# WHAT IS BEING ASKED
Give every line of the data again, unchanged, but with no pictures.
__________
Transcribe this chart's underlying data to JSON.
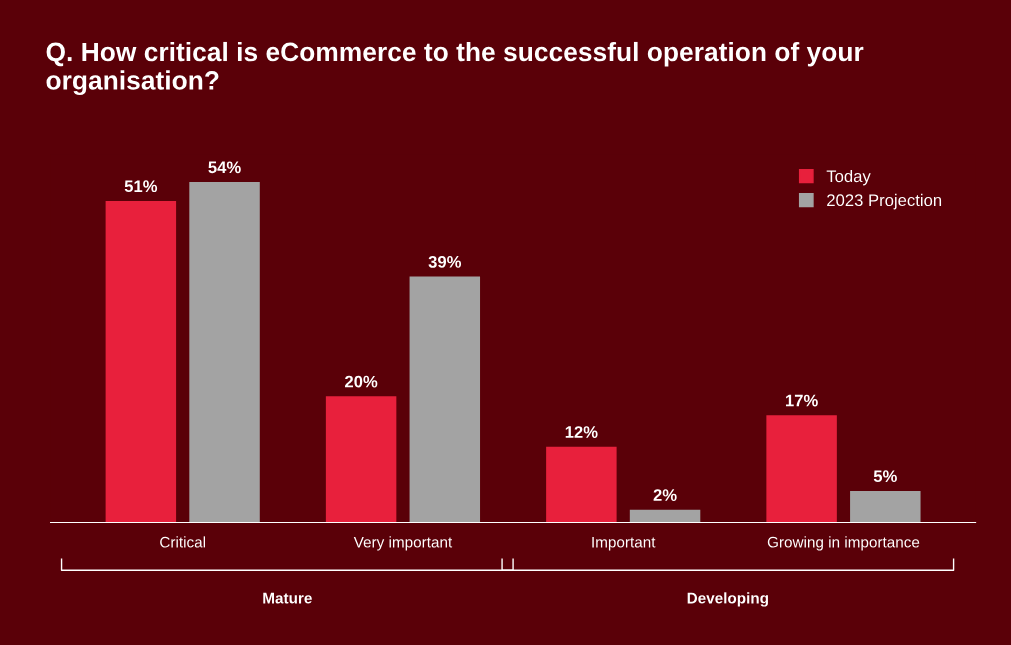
{
  "chart_data": {
    "type": "bar",
    "title": "Q. How critical is eCommerce to the successful operation of your organisation?",
    "categories": [
      "Critical",
      "Very important",
      "Important",
      "Growing in importance"
    ],
    "series": [
      {
        "name": "Today",
        "color": "#e8203c",
        "values": [
          51,
          20,
          12,
          17
        ],
        "value_labels": [
          "51%",
          "20%",
          "12%",
          "17%"
        ]
      },
      {
        "name": "2023 Projection",
        "color": "#a3a3a3",
        "values": [
          54,
          39,
          2,
          5
        ],
        "value_labels": [
          "54%",
          "39%",
          "2%",
          "5%"
        ]
      }
    ],
    "legend": "top right",
    "grid": false,
    "annotations": [
      "Mature",
      "Developing"
    ]
  }
}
__________
# EXERCISE RESULT
Transcribe this chart's underlying data to JSON.
{
  "chart_data": {
    "type": "bar",
    "title": "Q. How critical is eCommerce to the successful operation of your organisation?",
    "categories": [
      "Critical",
      "Very important",
      "Important",
      "Growing in importance"
    ],
    "series": [
      {
        "name": "Today",
        "color": "#e8203c",
        "values": [
          51,
          20,
          12,
          17
        ],
        "value_labels": [
          "51%",
          "20%",
          "12%",
          "17%"
        ]
      },
      {
        "name": "2023 Projection",
        "color": "#a3a3a3",
        "values": [
          54,
          39,
          2,
          5
        ],
        "value_labels": [
          "54%",
          "39%",
          "2%",
          "5%"
        ]
      }
    ],
    "legend": "top right",
    "grid": false,
    "annotations": [
      "Mature",
      "Developing"
    ]
  }
}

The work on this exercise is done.